Return every line below as is, leaving out the pictures.

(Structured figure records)
-*-*-

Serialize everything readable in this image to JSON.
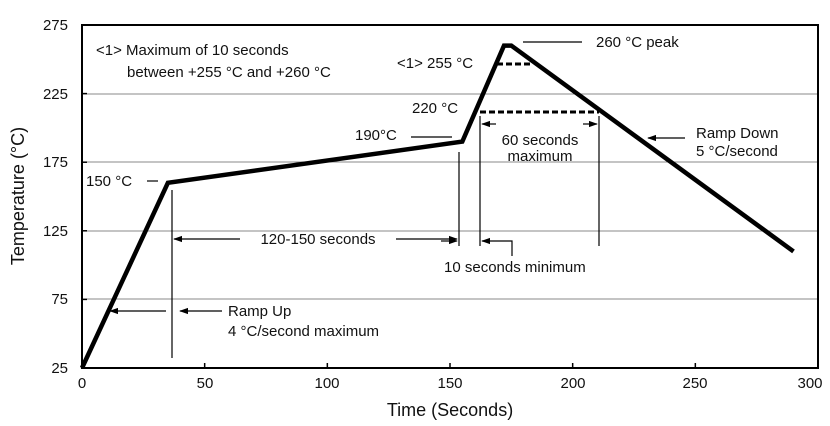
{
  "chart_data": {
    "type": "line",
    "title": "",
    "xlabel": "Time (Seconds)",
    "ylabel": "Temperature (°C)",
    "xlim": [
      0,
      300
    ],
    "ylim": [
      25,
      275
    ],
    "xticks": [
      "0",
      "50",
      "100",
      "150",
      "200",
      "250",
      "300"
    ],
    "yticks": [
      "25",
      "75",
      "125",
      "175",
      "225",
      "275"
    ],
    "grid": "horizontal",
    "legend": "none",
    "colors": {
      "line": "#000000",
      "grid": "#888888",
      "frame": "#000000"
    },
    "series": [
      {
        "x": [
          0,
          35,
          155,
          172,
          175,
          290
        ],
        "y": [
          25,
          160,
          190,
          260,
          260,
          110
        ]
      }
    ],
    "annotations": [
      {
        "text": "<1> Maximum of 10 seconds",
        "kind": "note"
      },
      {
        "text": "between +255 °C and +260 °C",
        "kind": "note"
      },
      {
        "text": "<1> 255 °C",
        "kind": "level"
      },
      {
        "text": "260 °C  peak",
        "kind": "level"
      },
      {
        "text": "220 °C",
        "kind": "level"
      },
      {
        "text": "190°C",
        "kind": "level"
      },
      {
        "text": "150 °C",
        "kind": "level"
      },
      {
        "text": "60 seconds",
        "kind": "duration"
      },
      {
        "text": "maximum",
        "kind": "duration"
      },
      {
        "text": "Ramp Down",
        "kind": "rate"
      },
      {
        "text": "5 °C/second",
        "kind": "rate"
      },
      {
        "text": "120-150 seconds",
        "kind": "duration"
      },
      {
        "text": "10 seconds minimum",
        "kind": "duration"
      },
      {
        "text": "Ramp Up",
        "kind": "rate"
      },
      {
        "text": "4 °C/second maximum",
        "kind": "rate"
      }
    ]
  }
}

-*-*-

TASK RESULT:
Serialize everything readable in this image to JSON.
{
  "chart_data": {
    "type": "line",
    "title": "",
    "xlabel": "Time (Seconds)",
    "ylabel": "Temperature (°C)",
    "xlim": [
      0,
      300
    ],
    "ylim": [
      25,
      275
    ],
    "xticks": [
      "0",
      "50",
      "100",
      "150",
      "200",
      "250",
      "300"
    ],
    "yticks": [
      "25",
      "75",
      "125",
      "175",
      "225",
      "275"
    ],
    "grid": "horizontal",
    "legend": "none",
    "colors": {
      "line": "#000000",
      "grid": "#888888",
      "frame": "#000000"
    },
    "series": [
      {
        "x": [
          0,
          35,
          155,
          172,
          175,
          290
        ],
        "y": [
          25,
          160,
          190,
          260,
          260,
          110
        ]
      }
    ],
    "annotations": [
      {
        "text": "<1> Maximum of 10 seconds",
        "kind": "note"
      },
      {
        "text": "between +255 °C and +260 °C",
        "kind": "note"
      },
      {
        "text": "<1> 255 °C",
        "kind": "level"
      },
      {
        "text": "260 °C  peak",
        "kind": "level"
      },
      {
        "text": "220 °C",
        "kind": "level"
      },
      {
        "text": "190°C",
        "kind": "level"
      },
      {
        "text": "150 °C",
        "kind": "level"
      },
      {
        "text": "60 seconds",
        "kind": "duration"
      },
      {
        "text": "maximum",
        "kind": "duration"
      },
      {
        "text": "Ramp Down",
        "kind": "rate"
      },
      {
        "text": "5 °C/second",
        "kind": "rate"
      },
      {
        "text": "120-150 seconds",
        "kind": "duration"
      },
      {
        "text": "10 seconds minimum",
        "kind": "duration"
      },
      {
        "text": "Ramp Up",
        "kind": "rate"
      },
      {
        "text": "4 °C/second maximum",
        "kind": "rate"
      }
    ]
  }
}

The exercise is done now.